--- start Dataset records ---

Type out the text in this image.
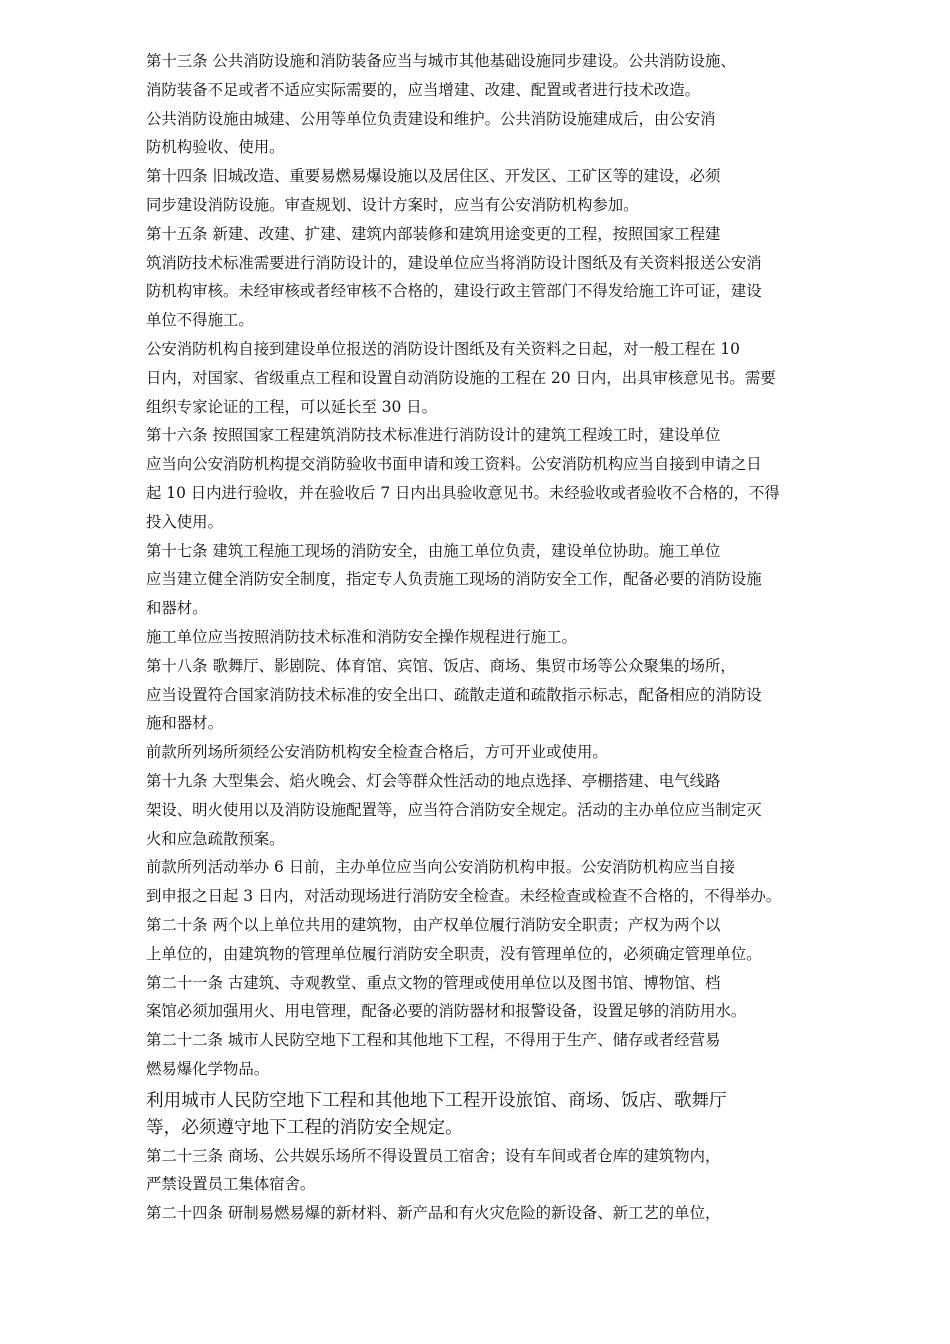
第十三条 公共消防设施和消防装备应当与城市其他基础设施同步建设。公共消防设施、
消防装备不足或者不适应实际需要的，应当增建、改建、配置或者进行技术改造。
公共消防设施由城建、公用等单位负责建设和维护。公共消防设施建成后，由公安消
防机构验收、使用。
第十四条 旧城改造、重要易燃易爆设施以及居住区、开发区、工矿区等的建设，必须
同步建设消防设施。审查规划、设计方案时，应当有公安消防机构参加。
第十五条 新建、改建、扩建、建筑内部装修和建筑用途变更的工程，按照国家工程建
筑消防技术标准需要进行消防设计的，建设单位应当将消防设计图纸及有关资料报送公安消
防机构审核。未经审核或者经审核不合格的，建设行政主管部门不得发给施工许可证，建设
单位不得施工。
公安消防机构自接到建设单位报送的消防设计图纸及有关资料之日起，对一般工程在 10
日内，对国家、省级重点工程和设置自动消防设施的工程在 20 日内，出具审核意见书。需要
组织专家论证的工程，可以延长至 30 日。
第十六条 按照国家工程建筑消防技术标准进行消防设计的建筑工程竣工时，建设单位
应当向公安消防机构提交消防验收书面申请和竣工资料。公安消防机构应当自接到申请之日
起 10 日内进行验收，并在验收后 7 日内出具验收意见书。未经验收或者验收不合格的，不得
投入使用。
第十七条 建筑工程施工现场的消防安全，由施工单位负责，建设单位协助。施工单位
应当建立健全消防安全制度，指定专人负责施工现场的消防安全工作，配备必要的消防设施
和器材。
施工单位应当按照消防技术标准和消防安全操作规程进行施工。
第十八条 歌舞厅、影剧院、体育馆、宾馆、饭店、商场、集贸市场等公众聚集的场所，
应当设置符合国家消防技术标准的安全出口、疏散走道和疏散指示标志，配备相应的消防设
施和器材。
前款所列场所须经公安消防机构安全检查合格后，方可开业或使用。
第十九条 大型集会、焰火晚会、灯会等群众性活动的地点选择、亭棚搭建、电气线路
架设、明火使用以及消防设施配置等，应当符合消防安全规定。活动的主办单位应当制定灭
火和应急疏散预案。
前款所列活动举办 6 日前，主办单位应当向公安消防机构申报。公安消防机构应当自接
到申报之日起 3 日内，对活动现场进行消防安全检查。未经检查或检查不合格的，不得举办。
第二十条 两个以上单位共用的建筑物，由产权单位履行消防安全职责；产权为两个以
上单位的，由建筑物的管理单位履行消防安全职责，没有管理单位的，必须确定管理单位。
第二十一条 古建筑、寺观教堂、重点文物的管理或使用单位以及图书馆、博物馆、档
案馆必须加强用火、用电管理，配备必要的消防器材和报警设备，设置足够的消防用水。
第二十二条 城市人民防空地下工程和其他地下工程，不得用于生产、储存或者经营易
燃易爆化学物品。
利用城市人民防空地下工程和其他地下工程开设旅馆、商场、饭店、歌舞厅
等，必须遵守地下工程的消防安全规定。
第二十三条 商场、公共娱乐场所不得设置员工宿舍；设有车间或者仓库的建筑物内，
严禁设置员工集体宿舍。
第二十四条 研制易燃易爆的新材料、新产品和有火灾危险的新设备、新工艺的单位，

--- end Dataset records ---

Task details: Output the entries above exactly. Drop the pictures.

Task answer:
Type out the text in this image.
第十三条 公共消防设施和消防装备应当与城市其他基础设施同步建设。公共消防设施、
消防装备不足或者不适应实际需要的，应当增建、改建、配置或者进行技术改造。
公共消防设施由城建、公用等单位负责建设和维护。公共消防设施建成后，由公安消
防机构验收、使用。
第十四条 旧城改造、重要易燃易爆设施以及居住区、开发区、工矿区等的建设，必须
同步建设消防设施。审查规划、设计方案时，应当有公安消防机构参加。
第十五条 新建、改建、扩建、建筑内部装修和建筑用途变更的工程，按照国家工程建
筑消防技术标准需要进行消防设计的，建设单位应当将消防设计图纸及有关资料报送公安消
防机构审核。未经审核或者经审核不合格的，建设行政主管部门不得发给施工许可证，建设
单位不得施工。
公安消防机构自接到建设单位报送的消防设计图纸及有关资料之日起，对一般工程在 10
日内，对国家、省级重点工程和设置自动消防设施的工程在 20 日内，出具审核意见书。需要
组织专家论证的工程，可以延长至 30 日。
第十六条 按照国家工程建筑消防技术标准进行消防设计的建筑工程竣工时，建设单位
应当向公安消防机构提交消防验收书面申请和竣工资料。公安消防机构应当自接到申请之日
起 10 日内进行验收，并在验收后 7 日内出具验收意见书。未经验收或者验收不合格的，不得
投入使用。
第十七条 建筑工程施工现场的消防安全，由施工单位负责，建设单位协助。施工单位
应当建立健全消防安全制度，指定专人负责施工现场的消防安全工作，配备必要的消防设施
和器材。
施工单位应当按照消防技术标准和消防安全操作规程进行施工。
第十八条 歌舞厅、影剧院、体育馆、宾馆、饭店、商场、集贸市场等公众聚集的场所，
应当设置符合国家消防技术标准的安全出口、疏散走道和疏散指示标志，配备相应的消防设
施和器材。
前款所列场所须经公安消防机构安全检查合格后，方可开业或使用。
第十九条 大型集会、焰火晚会、灯会等群众性活动的地点选择、亭棚搭建、电气线路
架设、明火使用以及消防设施配置等，应当符合消防安全规定。活动的主办单位应当制定灭
火和应急疏散预案。
前款所列活动举办 6 日前，主办单位应当向公安消防机构申报。公安消防机构应当自接
到申报之日起 3 日内，对活动现场进行消防安全检查。未经检查或检查不合格的，不得举办。
第二十条 两个以上单位共用的建筑物，由产权单位履行消防安全职责；产权为两个以
上单位的，由建筑物的管理单位履行消防安全职责，没有管理单位的，必须确定管理单位。
第二十一条 古建筑、寺观教堂、重点文物的管理或使用单位以及图书馆、博物馆、档
案馆必须加强用火、用电管理，配备必要的消防器材和报警设备，设置足够的消防用水。
第二十二条 城市人民防空地下工程和其他地下工程，不得用于生产、储存或者经营易
燃易爆化学物品。
利用城市人民防空地下工程和其他地下工程开设旅馆、商场、饭店、歌舞厅
等，必须遵守地下工程的消防安全规定。
第二十三条 商场、公共娱乐场所不得设置员工宿舍；设有车间或者仓库的建筑物内，
严禁设置员工集体宿舍。
第二十四条 研制易燃易爆的新材料、新产品和有火灾危险的新设备、新工艺的单位，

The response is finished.